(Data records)
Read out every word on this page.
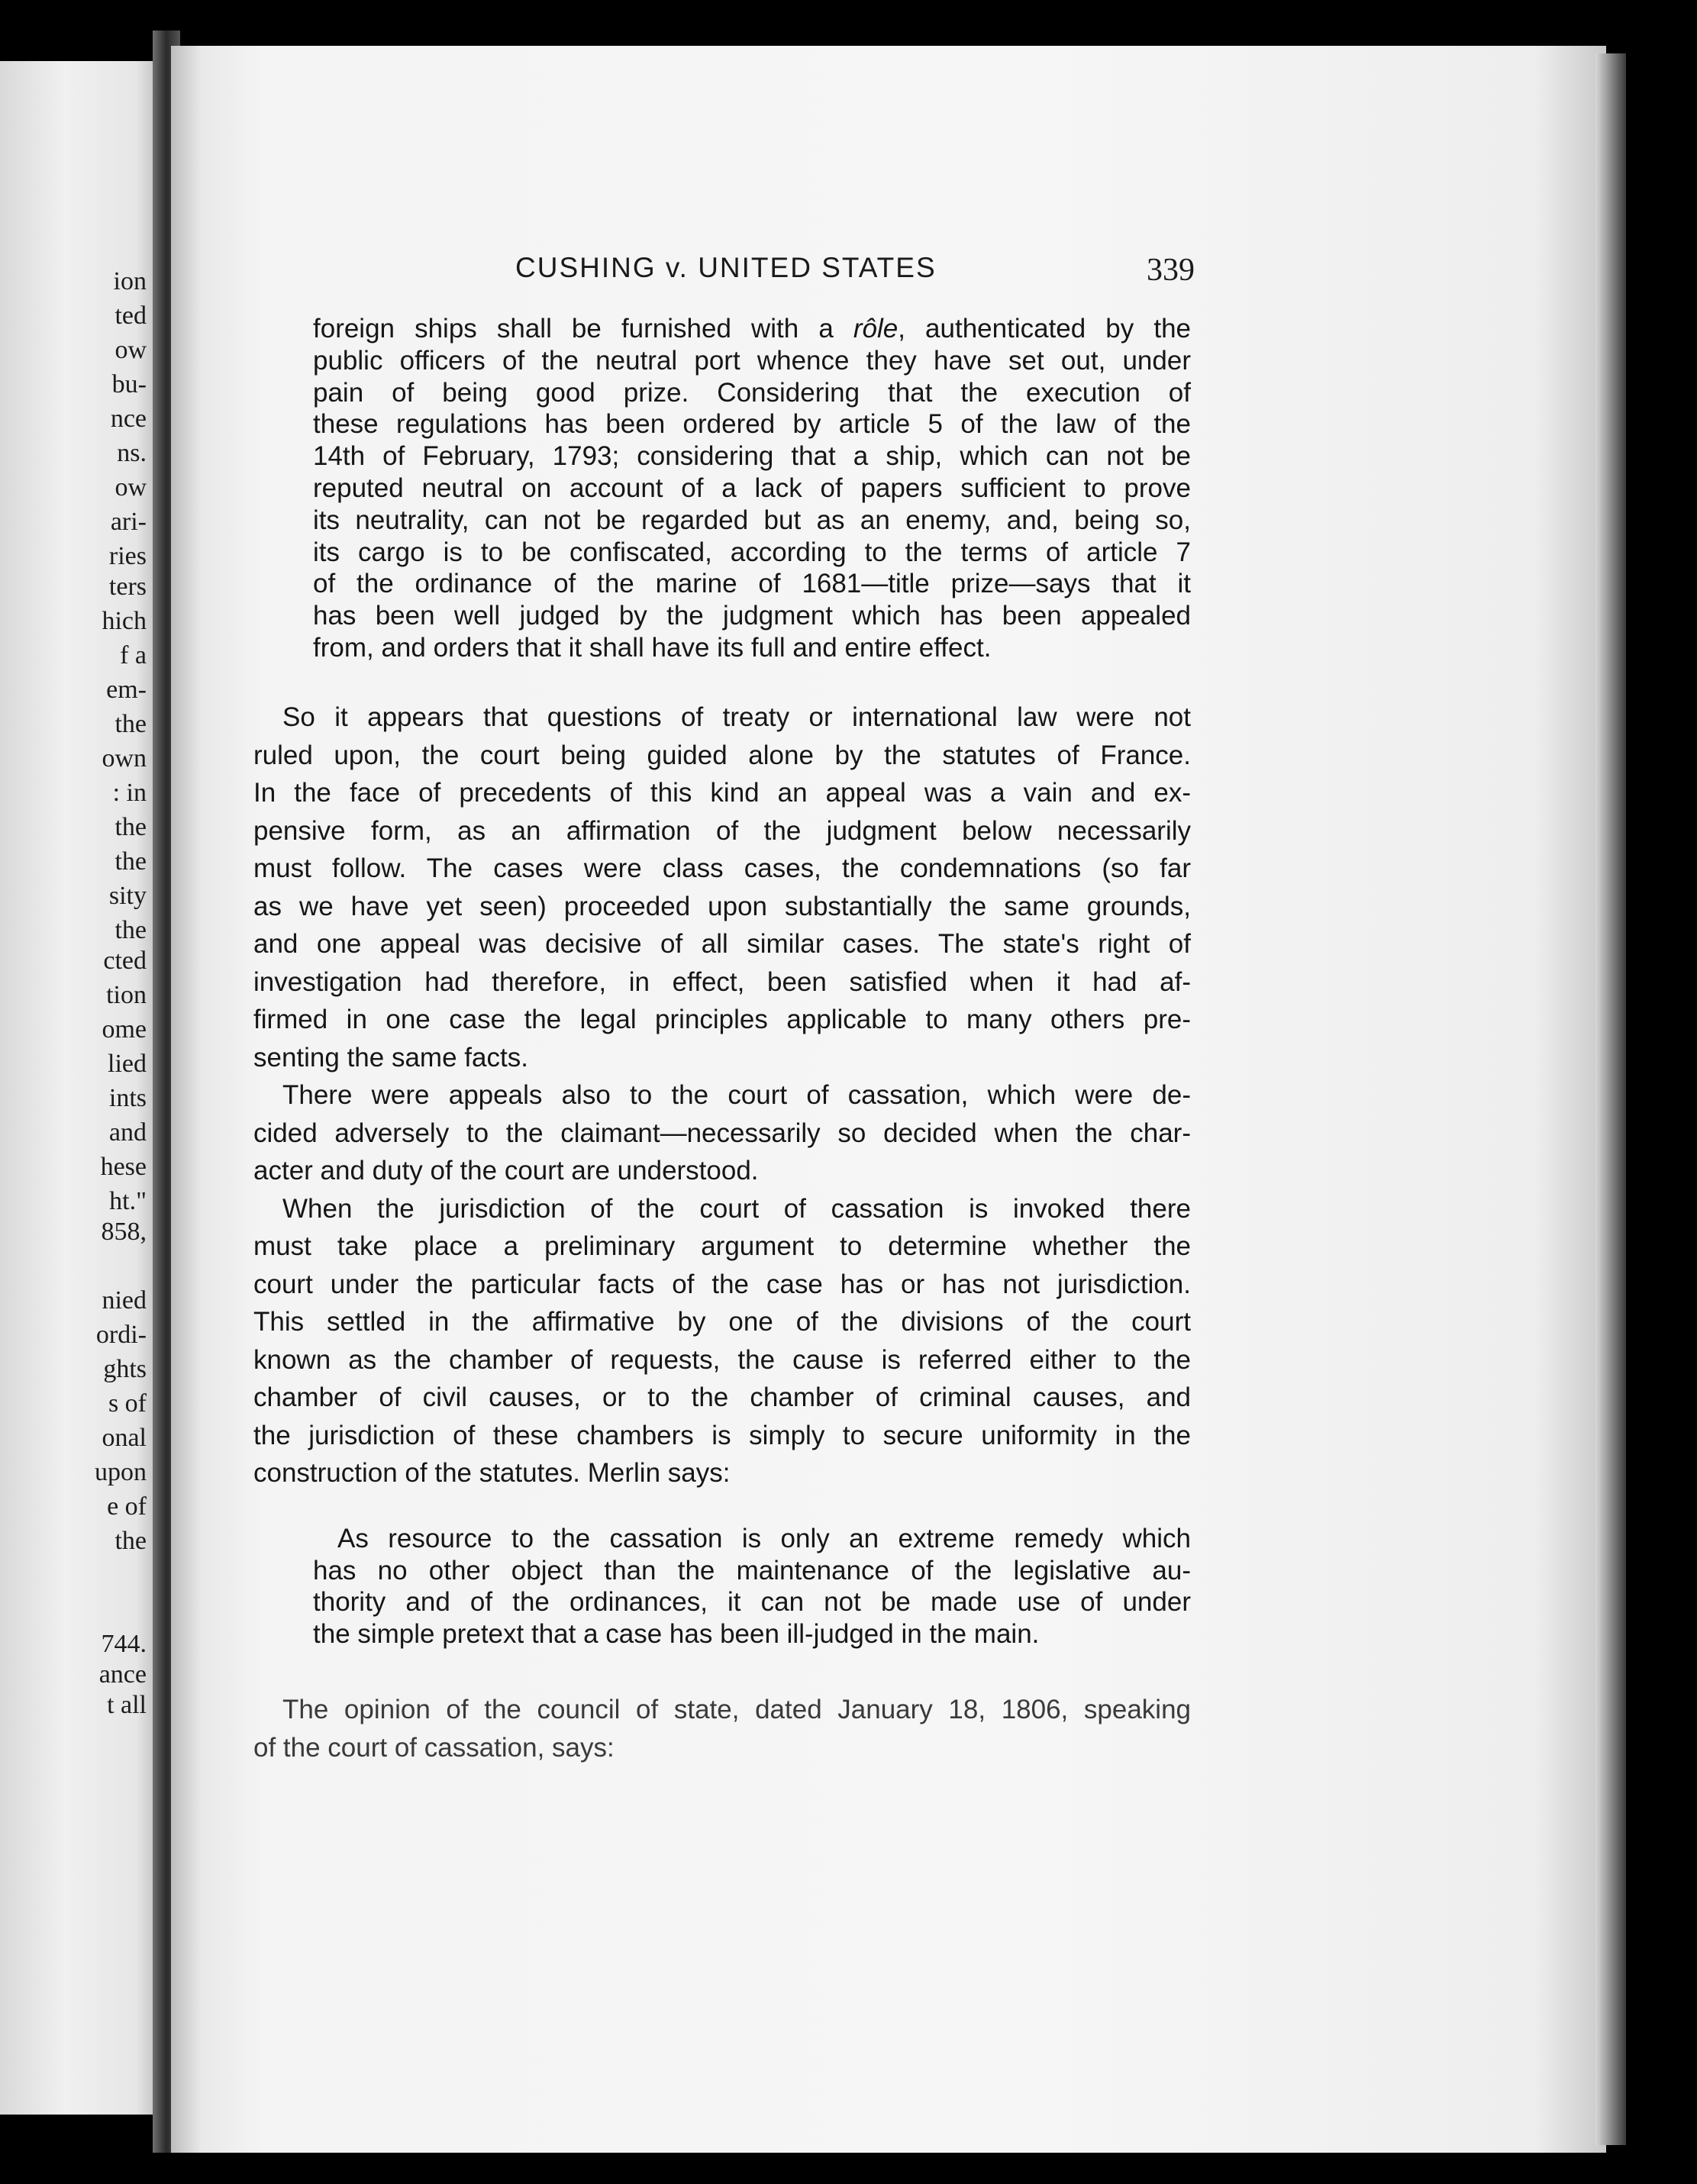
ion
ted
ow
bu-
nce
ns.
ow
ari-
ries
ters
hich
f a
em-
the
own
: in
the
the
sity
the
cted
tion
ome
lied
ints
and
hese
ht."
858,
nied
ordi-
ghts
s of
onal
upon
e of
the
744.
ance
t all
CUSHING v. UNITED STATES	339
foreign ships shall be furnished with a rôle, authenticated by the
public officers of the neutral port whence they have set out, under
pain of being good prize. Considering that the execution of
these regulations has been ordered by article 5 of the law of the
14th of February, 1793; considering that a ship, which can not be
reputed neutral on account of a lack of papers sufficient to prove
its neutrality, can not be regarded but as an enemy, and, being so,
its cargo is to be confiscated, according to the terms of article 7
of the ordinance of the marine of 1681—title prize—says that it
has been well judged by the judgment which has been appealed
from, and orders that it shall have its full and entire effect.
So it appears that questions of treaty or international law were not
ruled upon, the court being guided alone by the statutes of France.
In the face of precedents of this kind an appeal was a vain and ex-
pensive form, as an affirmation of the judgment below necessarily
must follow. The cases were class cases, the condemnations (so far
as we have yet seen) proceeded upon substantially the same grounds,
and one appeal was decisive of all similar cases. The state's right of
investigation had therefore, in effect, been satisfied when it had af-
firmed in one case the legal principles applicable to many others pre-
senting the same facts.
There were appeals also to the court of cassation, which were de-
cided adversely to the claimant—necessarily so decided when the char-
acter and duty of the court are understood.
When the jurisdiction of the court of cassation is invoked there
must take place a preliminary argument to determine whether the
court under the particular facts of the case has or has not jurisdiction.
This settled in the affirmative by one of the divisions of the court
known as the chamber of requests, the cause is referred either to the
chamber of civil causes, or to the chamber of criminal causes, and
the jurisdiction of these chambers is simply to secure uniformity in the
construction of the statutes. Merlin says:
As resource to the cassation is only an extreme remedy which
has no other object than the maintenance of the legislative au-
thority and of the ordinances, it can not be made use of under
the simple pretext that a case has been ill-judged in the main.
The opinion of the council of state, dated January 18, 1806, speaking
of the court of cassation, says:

* * *

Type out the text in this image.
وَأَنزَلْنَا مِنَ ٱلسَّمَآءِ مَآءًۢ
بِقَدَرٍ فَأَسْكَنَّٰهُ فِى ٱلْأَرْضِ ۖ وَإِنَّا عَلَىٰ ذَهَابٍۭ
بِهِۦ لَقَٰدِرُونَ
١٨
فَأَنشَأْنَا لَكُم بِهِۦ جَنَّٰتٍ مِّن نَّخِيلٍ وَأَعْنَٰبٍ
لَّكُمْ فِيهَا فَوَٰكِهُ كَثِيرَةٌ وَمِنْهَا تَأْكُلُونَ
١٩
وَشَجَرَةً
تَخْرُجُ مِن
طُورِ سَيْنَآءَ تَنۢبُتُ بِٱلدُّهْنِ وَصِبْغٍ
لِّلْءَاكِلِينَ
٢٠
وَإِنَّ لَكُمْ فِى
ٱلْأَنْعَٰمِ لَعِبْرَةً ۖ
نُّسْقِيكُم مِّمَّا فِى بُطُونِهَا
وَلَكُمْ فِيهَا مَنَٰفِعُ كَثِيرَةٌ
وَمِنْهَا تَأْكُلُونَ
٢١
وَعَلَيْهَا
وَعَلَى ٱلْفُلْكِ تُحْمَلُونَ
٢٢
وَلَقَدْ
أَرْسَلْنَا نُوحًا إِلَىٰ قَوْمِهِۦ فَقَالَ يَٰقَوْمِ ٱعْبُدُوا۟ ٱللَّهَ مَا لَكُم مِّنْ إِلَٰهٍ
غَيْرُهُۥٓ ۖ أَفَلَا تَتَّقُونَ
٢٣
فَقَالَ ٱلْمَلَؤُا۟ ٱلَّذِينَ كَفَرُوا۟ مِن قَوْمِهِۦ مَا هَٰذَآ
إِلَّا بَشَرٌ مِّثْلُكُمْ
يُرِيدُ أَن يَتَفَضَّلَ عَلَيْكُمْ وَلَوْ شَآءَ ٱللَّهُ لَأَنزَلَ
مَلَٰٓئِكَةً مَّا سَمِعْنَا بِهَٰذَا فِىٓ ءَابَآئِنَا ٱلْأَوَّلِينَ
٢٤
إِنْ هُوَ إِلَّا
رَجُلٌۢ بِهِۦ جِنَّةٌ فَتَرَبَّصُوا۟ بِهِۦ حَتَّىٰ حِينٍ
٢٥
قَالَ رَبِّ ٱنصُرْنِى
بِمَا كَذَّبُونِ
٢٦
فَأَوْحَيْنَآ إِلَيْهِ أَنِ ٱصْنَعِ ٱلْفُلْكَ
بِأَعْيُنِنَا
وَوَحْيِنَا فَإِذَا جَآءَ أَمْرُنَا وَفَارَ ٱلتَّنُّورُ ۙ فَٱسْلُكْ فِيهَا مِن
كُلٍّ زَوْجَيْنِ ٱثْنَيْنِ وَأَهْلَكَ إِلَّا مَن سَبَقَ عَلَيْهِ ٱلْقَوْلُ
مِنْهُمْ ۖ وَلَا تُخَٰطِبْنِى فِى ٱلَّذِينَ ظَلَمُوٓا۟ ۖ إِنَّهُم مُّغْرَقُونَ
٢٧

* * *

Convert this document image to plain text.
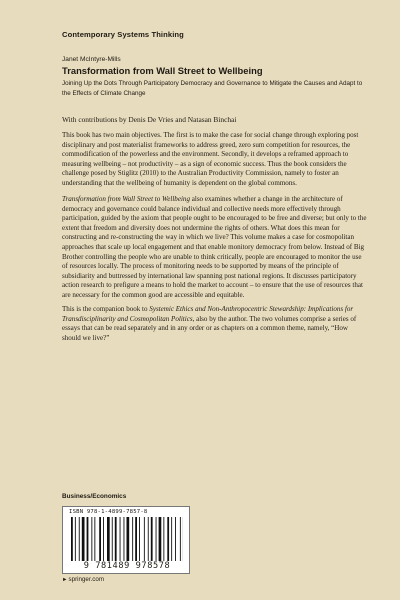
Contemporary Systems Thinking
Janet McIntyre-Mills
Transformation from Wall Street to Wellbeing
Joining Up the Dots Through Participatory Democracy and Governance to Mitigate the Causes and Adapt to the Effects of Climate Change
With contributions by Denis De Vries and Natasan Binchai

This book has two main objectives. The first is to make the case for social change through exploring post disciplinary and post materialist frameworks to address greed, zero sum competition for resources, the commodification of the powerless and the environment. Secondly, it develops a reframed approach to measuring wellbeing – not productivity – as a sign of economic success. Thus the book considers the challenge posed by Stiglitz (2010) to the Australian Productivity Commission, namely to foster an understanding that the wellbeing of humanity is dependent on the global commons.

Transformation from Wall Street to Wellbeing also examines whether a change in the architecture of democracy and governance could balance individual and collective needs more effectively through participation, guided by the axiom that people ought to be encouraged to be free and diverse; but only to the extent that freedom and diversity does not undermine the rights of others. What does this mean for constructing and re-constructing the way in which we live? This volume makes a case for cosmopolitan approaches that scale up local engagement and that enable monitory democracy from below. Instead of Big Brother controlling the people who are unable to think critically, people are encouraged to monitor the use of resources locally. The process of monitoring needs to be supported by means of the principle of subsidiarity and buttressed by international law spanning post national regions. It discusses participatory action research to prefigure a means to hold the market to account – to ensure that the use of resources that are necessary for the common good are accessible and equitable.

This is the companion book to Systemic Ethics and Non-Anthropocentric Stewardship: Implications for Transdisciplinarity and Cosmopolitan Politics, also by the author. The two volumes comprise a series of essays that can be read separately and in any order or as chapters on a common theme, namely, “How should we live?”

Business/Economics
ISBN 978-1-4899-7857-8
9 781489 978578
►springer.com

* YOUR OBJECTIVE:
Search the listing for the word "cases". Copy every line in which it occurs.

* TASK RESPONSE:
must follow. The cases were class cases, the condemnations (so far
and one appeal was decisive of all similar cases. The state's right of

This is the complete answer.